## start DATA SHOWN

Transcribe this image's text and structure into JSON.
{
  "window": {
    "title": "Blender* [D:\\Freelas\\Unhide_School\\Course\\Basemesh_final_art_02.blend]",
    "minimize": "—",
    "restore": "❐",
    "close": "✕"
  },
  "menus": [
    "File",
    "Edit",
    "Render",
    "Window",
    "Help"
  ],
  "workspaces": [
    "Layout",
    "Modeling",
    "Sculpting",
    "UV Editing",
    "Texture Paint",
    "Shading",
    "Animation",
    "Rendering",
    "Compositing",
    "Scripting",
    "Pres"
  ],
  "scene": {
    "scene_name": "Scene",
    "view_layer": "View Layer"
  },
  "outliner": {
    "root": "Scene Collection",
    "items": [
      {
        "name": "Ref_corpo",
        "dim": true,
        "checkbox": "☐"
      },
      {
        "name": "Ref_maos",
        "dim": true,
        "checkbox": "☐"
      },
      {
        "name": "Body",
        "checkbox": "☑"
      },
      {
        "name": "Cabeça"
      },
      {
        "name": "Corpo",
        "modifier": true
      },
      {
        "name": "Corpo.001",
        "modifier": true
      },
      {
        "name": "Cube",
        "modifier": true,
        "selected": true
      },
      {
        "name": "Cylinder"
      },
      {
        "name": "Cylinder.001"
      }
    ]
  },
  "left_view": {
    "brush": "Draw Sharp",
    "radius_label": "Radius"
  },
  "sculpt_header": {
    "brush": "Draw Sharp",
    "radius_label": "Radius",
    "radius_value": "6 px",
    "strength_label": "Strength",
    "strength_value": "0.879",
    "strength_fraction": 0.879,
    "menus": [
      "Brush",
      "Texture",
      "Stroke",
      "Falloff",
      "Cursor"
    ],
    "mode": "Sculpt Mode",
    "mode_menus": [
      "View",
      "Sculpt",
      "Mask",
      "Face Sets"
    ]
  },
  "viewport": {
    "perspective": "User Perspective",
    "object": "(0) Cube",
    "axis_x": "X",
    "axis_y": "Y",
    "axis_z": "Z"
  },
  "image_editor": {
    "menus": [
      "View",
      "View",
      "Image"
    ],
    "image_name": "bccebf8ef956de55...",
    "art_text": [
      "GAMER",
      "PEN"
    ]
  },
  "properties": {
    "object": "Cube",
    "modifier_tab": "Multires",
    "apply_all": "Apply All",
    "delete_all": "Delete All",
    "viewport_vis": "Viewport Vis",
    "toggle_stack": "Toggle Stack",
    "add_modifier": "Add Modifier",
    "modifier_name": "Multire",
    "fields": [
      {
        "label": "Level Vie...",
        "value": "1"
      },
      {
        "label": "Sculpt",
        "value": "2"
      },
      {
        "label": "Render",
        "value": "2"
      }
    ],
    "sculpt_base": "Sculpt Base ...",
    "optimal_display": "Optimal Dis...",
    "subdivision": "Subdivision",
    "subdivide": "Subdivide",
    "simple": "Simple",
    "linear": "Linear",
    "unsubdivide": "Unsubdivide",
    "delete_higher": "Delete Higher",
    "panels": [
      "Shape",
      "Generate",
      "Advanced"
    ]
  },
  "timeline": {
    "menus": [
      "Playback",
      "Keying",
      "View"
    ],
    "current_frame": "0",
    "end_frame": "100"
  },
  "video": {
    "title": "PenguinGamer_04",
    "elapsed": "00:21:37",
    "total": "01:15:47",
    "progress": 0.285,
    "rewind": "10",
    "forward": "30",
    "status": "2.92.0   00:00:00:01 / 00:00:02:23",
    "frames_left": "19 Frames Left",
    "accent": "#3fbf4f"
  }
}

## end DATA SHOWN

## DIRECTIONS:
Retype the entries one by one, exactly.

## EXERCISE RESPONSE:
Transcribe this image's text and structure into JSON.
{
  "window": {
    "title": "Blender* [D:\\Freelas\\Unhide_School\\Course\\Basemesh_final_art_02.blend]",
    "minimize": "—",
    "restore": "❐",
    "close": "✕"
  },
  "menus": [
    "File",
    "Edit",
    "Render",
    "Window",
    "Help"
  ],
  "workspaces": [
    "Layout",
    "Modeling",
    "Sculpting",
    "UV Editing",
    "Texture Paint",
    "Shading",
    "Animation",
    "Rendering",
    "Compositing",
    "Scripting",
    "Pres"
  ],
  "scene": {
    "scene_name": "Scene",
    "view_layer": "View Layer"
  },
  "outliner": {
    "root": "Scene Collection",
    "items": [
      {
        "name": "Ref_corpo",
        "dim": true,
        "checkbox": "☐"
      },
      {
        "name": "Ref_maos",
        "dim": true,
        "checkbox": "☐"
      },
      {
        "name": "Body",
        "checkbox": "☑"
      },
      {
        "name": "Cabeça"
      },
      {
        "name": "Corpo",
        "modifier": true
      },
      {
        "name": "Corpo.001",
        "modifier": true
      },
      {
        "name": "Cube",
        "modifier": true,
        "selected": true
      },
      {
        "name": "Cylinder"
      },
      {
        "name": "Cylinder.001"
      }
    ]
  },
  "left_view": {
    "brush": "Draw Sharp",
    "radius_label": "Radius"
  },
  "sculpt_header": {
    "brush": "Draw Sharp",
    "radius_label": "Radius",
    "radius_value": "6 px",
    "strength_label": "Strength",
    "strength_value": "0.879",
    "strength_fraction": 0.879,
    "menus": [
      "Brush",
      "Texture",
      "Stroke",
      "Falloff",
      "Cursor"
    ],
    "mode": "Sculpt Mode",
    "mode_menus": [
      "View",
      "Sculpt",
      "Mask",
      "Face Sets"
    ]
  },
  "viewport": {
    "perspective": "User Perspective",
    "object": "(0) Cube",
    "axis_x": "X",
    "axis_y": "Y",
    "axis_z": "Z"
  },
  "image_editor": {
    "menus": [
      "View",
      "View",
      "Image"
    ],
    "image_name": "bccebf8ef956de55...",
    "art_text": [
      "GAMER",
      "PEN"
    ]
  },
  "properties": {
    "object": "Cube",
    "modifier_tab": "Multires",
    "apply_all": "Apply All",
    "delete_all": "Delete All",
    "viewport_vis": "Viewport Vis",
    "toggle_stack": "Toggle Stack",
    "add_modifier": "Add Modifier",
    "modifier_name": "Multire",
    "fields": [
      {
        "label": "Level Vie...",
        "value": "1"
      },
      {
        "label": "Sculpt",
        "value": "2"
      },
      {
        "label": "Render",
        "value": "2"
      }
    ],
    "sculpt_base": "Sculpt Base ...",
    "optimal_display": "Optimal Dis...",
    "subdivision": "Subdivision",
    "subdivide": "Subdivide",
    "simple": "Simple",
    "linear": "Linear",
    "unsubdivide": "Unsubdivide",
    "delete_higher": "Delete Higher",
    "panels": [
      "Shape",
      "Generate",
      "Advanced"
    ]
  },
  "timeline": {
    "menus": [
      "Playback",
      "Keying",
      "View"
    ],
    "current_frame": "0",
    "end_frame": "100"
  },
  "video": {
    "title": "PenguinGamer_04",
    "elapsed": "00:21:37",
    "total": "01:15:47",
    "progress": 0.285,
    "rewind": "10",
    "forward": "30",
    "status": "2.92.0   00:00:00:01 / 00:00:02:23",
    "frames_left": "19 Frames Left",
    "accent": "#3fbf4f"
  }
}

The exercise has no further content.